§ Written exercise
Copy all lines of the listing that include the string "source".

§ Input
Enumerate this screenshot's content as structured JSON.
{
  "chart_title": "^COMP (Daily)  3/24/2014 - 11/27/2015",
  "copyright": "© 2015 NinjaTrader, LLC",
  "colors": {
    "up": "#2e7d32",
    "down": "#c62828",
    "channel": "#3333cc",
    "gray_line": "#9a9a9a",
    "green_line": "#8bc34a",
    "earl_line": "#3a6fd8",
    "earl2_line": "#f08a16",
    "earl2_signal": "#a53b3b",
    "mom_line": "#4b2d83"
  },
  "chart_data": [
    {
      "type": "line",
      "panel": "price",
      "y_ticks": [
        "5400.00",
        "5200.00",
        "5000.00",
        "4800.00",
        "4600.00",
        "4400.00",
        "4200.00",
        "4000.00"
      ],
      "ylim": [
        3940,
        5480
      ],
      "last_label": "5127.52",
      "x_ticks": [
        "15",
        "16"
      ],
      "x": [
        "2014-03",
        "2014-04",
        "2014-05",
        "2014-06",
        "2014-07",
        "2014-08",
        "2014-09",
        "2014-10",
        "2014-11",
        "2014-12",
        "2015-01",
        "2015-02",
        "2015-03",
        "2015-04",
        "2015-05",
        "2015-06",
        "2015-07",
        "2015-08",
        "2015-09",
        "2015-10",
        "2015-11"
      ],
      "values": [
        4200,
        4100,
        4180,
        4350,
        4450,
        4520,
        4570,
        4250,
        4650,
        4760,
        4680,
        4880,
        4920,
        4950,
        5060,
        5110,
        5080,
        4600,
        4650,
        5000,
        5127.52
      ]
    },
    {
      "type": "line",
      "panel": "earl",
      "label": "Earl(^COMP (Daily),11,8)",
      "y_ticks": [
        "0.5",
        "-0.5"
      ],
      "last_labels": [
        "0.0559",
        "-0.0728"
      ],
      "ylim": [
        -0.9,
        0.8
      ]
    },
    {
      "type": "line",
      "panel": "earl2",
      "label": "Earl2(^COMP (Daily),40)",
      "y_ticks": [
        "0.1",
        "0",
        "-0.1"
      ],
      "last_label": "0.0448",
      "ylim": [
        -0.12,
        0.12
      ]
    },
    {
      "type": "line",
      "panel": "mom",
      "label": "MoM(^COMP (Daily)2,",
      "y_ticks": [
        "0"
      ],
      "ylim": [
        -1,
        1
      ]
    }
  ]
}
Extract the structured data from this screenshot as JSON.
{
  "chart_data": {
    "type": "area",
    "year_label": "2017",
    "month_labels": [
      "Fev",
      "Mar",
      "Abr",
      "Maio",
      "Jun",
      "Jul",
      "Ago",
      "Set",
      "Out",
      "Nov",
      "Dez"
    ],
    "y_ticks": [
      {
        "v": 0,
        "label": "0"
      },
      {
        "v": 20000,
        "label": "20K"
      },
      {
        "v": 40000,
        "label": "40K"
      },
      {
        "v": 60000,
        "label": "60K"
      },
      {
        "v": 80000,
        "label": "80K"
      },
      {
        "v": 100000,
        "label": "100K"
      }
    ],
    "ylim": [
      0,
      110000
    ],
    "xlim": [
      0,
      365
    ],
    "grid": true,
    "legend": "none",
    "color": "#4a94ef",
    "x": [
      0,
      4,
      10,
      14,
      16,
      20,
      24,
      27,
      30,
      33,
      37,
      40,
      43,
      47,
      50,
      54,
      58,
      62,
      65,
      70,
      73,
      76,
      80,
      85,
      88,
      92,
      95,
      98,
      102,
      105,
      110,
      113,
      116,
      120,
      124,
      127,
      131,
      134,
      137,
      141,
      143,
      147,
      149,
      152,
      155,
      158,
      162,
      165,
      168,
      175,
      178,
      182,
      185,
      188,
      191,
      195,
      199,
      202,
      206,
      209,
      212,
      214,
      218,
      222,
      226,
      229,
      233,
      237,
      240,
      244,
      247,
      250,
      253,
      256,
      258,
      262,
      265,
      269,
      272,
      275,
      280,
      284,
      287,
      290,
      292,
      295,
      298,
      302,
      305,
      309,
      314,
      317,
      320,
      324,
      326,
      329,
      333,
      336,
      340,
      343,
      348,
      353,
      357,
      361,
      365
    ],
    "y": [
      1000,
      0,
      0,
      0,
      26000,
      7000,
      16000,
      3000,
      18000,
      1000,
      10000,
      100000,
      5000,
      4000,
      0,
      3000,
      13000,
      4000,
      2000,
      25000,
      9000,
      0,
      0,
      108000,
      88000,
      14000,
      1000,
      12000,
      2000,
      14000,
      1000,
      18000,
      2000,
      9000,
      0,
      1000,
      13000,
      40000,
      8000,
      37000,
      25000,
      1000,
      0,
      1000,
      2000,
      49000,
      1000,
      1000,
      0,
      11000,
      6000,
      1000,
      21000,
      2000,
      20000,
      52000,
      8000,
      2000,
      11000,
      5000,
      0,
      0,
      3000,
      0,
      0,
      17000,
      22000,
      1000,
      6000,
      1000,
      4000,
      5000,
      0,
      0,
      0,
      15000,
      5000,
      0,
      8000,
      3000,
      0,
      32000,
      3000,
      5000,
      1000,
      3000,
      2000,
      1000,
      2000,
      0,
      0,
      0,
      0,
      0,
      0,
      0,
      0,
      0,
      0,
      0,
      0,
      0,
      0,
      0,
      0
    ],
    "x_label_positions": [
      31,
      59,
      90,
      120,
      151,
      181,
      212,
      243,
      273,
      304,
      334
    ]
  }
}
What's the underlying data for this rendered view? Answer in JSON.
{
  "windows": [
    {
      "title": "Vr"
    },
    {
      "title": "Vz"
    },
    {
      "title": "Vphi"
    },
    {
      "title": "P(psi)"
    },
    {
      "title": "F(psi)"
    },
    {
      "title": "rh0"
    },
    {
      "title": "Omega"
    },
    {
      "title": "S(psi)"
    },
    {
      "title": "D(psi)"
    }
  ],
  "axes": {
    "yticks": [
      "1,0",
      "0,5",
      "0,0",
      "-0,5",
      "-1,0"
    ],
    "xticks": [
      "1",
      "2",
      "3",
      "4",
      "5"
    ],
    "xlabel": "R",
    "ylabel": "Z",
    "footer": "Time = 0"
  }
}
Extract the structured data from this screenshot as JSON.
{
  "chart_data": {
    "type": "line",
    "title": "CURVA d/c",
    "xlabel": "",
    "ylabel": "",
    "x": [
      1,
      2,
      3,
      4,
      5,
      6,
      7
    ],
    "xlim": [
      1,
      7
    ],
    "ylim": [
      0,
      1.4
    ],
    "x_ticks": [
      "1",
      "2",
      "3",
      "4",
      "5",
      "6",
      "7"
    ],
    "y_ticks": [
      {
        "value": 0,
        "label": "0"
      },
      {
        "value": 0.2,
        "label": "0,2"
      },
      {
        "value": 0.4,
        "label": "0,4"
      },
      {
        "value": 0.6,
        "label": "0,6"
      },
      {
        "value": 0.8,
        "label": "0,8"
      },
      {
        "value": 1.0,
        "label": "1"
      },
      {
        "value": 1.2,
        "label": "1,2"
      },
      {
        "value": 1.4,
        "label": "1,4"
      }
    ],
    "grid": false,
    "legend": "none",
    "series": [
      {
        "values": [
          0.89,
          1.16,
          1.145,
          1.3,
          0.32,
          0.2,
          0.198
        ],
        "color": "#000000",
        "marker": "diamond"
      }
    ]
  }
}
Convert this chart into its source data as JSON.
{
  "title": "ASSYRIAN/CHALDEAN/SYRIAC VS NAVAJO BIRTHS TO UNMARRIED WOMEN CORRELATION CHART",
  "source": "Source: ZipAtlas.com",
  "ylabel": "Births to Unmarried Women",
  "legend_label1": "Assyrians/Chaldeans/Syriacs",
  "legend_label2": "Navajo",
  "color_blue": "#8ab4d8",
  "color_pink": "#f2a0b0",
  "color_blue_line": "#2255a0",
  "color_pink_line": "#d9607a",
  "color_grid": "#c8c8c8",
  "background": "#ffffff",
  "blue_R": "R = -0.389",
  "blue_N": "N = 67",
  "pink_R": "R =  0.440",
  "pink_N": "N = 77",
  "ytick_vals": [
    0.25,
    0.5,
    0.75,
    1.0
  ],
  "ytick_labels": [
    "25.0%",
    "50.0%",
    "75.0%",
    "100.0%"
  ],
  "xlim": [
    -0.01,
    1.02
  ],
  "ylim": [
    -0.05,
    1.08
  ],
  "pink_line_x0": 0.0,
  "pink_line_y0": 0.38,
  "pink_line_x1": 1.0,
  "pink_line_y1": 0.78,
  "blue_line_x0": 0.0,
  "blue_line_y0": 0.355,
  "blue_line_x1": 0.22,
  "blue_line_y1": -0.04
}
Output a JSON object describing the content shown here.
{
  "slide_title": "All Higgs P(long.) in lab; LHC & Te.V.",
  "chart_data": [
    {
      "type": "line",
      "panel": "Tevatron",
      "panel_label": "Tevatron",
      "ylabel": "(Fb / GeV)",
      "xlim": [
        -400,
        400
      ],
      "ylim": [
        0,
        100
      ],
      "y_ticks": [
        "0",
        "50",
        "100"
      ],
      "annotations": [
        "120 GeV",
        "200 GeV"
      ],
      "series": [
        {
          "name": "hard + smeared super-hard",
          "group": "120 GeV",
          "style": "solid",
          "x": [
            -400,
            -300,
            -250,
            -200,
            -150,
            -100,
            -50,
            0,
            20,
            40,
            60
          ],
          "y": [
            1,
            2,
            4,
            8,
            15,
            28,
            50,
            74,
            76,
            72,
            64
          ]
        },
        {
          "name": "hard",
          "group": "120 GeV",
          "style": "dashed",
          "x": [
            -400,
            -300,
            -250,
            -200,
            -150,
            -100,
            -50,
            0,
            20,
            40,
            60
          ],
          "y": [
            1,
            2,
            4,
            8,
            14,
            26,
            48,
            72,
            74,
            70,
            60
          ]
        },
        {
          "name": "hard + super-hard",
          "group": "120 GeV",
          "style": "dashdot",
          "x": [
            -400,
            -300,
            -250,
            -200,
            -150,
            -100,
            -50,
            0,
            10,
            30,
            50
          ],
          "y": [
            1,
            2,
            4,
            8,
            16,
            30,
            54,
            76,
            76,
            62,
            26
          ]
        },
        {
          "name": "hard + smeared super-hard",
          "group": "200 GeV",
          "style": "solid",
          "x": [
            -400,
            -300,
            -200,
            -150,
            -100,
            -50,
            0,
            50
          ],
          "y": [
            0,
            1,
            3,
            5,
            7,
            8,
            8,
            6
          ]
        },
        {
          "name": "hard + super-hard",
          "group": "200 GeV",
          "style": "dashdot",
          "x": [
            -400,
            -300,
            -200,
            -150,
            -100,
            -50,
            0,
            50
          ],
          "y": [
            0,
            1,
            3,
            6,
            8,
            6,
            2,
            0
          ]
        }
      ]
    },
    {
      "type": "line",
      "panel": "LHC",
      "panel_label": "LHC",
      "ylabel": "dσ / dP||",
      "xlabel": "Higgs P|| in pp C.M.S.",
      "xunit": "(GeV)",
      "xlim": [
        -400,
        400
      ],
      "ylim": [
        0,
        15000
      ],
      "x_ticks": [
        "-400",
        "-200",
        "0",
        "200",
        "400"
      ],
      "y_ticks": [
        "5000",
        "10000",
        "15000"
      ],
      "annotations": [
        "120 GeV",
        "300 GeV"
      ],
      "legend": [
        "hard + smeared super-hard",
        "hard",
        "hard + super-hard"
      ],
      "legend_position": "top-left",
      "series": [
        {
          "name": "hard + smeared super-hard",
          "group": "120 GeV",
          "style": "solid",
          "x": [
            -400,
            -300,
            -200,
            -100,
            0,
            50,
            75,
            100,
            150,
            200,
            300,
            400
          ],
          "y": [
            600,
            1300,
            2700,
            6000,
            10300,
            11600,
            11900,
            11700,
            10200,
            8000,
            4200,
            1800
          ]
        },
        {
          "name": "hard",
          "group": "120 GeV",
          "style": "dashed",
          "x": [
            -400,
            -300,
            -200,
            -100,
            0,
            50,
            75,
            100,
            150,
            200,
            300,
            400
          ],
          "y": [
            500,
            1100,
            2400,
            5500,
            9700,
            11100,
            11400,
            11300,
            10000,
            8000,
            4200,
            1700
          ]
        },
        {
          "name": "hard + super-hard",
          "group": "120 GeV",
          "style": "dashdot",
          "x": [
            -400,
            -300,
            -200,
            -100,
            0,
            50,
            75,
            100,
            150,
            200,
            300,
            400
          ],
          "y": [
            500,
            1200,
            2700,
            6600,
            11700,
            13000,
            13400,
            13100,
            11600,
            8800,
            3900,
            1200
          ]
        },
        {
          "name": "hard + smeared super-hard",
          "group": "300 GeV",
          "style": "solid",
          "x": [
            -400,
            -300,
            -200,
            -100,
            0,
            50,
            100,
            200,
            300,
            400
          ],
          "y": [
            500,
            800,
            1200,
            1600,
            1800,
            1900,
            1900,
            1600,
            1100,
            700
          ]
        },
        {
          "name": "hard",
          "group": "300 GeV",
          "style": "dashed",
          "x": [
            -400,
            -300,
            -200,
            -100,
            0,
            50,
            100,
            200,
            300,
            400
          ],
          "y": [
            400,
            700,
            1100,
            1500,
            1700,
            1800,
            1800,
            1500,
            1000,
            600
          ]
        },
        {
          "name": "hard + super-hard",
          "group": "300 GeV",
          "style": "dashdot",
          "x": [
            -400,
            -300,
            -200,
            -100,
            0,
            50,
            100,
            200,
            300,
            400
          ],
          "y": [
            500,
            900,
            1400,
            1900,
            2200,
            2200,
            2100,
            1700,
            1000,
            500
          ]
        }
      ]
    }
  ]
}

§ The completed task
Convert this chart into its source data as JSON.
  "source": "Source: ZipAtlas.com",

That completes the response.